Stored dataset items
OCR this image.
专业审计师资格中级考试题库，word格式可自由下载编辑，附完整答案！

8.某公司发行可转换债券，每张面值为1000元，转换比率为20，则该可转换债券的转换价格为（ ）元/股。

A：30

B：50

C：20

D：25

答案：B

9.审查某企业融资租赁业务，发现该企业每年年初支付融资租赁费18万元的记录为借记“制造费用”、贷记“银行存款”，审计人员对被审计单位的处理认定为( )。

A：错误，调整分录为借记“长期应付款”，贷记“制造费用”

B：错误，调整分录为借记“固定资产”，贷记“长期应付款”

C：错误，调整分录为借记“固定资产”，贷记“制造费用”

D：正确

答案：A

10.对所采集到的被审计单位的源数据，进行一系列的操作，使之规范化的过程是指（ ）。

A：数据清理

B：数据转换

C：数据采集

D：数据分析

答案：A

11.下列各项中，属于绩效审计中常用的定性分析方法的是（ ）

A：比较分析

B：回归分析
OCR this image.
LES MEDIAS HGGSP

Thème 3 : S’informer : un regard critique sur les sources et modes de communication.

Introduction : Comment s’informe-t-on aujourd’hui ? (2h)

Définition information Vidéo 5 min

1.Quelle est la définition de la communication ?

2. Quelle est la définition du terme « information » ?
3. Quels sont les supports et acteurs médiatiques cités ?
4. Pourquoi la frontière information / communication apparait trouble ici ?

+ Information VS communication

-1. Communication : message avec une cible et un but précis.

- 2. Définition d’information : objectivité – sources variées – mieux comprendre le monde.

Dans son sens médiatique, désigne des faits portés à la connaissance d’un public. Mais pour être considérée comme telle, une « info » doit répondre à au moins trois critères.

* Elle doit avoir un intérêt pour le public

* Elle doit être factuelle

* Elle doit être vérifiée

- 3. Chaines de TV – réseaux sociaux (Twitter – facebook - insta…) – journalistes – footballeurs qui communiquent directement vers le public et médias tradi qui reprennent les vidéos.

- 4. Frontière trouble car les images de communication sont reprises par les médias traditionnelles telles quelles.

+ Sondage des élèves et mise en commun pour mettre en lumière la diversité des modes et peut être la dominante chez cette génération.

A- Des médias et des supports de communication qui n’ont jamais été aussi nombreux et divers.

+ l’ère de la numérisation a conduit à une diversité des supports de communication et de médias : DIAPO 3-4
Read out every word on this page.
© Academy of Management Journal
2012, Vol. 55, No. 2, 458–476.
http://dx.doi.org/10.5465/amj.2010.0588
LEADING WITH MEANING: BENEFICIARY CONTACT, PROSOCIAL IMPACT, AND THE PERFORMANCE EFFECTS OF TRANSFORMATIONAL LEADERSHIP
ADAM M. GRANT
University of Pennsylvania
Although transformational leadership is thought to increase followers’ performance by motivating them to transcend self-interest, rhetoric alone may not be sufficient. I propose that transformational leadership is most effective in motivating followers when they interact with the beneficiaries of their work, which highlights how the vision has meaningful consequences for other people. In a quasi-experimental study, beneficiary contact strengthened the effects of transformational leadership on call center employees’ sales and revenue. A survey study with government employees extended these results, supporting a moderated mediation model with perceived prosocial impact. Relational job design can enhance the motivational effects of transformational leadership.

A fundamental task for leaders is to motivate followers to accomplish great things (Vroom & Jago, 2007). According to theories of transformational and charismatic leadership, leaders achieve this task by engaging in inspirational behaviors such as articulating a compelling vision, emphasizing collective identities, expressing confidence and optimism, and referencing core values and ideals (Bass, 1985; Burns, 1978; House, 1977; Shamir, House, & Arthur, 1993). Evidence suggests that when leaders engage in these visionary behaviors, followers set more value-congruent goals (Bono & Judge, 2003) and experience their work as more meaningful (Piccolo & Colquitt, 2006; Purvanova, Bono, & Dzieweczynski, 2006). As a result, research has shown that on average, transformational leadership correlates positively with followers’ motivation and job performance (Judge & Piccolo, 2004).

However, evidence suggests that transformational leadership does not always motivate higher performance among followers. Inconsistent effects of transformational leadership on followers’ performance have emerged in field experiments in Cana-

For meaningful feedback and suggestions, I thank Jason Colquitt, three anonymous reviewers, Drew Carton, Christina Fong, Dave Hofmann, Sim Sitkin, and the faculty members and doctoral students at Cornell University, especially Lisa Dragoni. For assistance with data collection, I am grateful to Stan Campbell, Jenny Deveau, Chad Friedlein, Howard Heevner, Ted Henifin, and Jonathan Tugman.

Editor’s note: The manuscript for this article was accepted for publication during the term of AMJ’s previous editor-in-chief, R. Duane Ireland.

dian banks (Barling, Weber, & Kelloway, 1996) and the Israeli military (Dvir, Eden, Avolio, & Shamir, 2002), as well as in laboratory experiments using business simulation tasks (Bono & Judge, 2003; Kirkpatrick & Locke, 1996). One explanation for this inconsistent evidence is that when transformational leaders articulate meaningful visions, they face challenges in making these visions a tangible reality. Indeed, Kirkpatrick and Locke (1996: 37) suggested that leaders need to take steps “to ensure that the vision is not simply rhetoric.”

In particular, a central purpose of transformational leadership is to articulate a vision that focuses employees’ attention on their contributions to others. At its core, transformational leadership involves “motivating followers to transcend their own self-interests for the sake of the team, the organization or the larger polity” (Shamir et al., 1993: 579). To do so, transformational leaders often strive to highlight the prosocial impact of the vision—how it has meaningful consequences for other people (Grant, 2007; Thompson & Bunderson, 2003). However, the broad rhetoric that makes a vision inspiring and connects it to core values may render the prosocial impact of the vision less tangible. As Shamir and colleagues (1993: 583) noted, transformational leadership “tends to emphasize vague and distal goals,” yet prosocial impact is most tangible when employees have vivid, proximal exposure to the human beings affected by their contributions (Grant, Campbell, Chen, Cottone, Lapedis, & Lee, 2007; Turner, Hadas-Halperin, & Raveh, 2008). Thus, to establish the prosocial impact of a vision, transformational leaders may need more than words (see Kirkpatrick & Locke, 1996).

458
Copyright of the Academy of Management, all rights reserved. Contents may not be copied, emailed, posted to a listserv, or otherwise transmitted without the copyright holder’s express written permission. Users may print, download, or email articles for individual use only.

## Exercise instructions
Look through the entries and find each line that has the string "制造费用". Copy those lines.

## Result of the exercise
9.审查某企业融资租赁业务，发现该企业每年年初支付融资租赁费18万元的记录为借记“制造费用”、贷记“银行存款”，审计人员对被审计单位的处理认定为( )。
A：错误，调整分录为借记“长期应付款”，贷记“制造费用”
C：错误，调整分录为借记“固定资产”，贷记“制造费用”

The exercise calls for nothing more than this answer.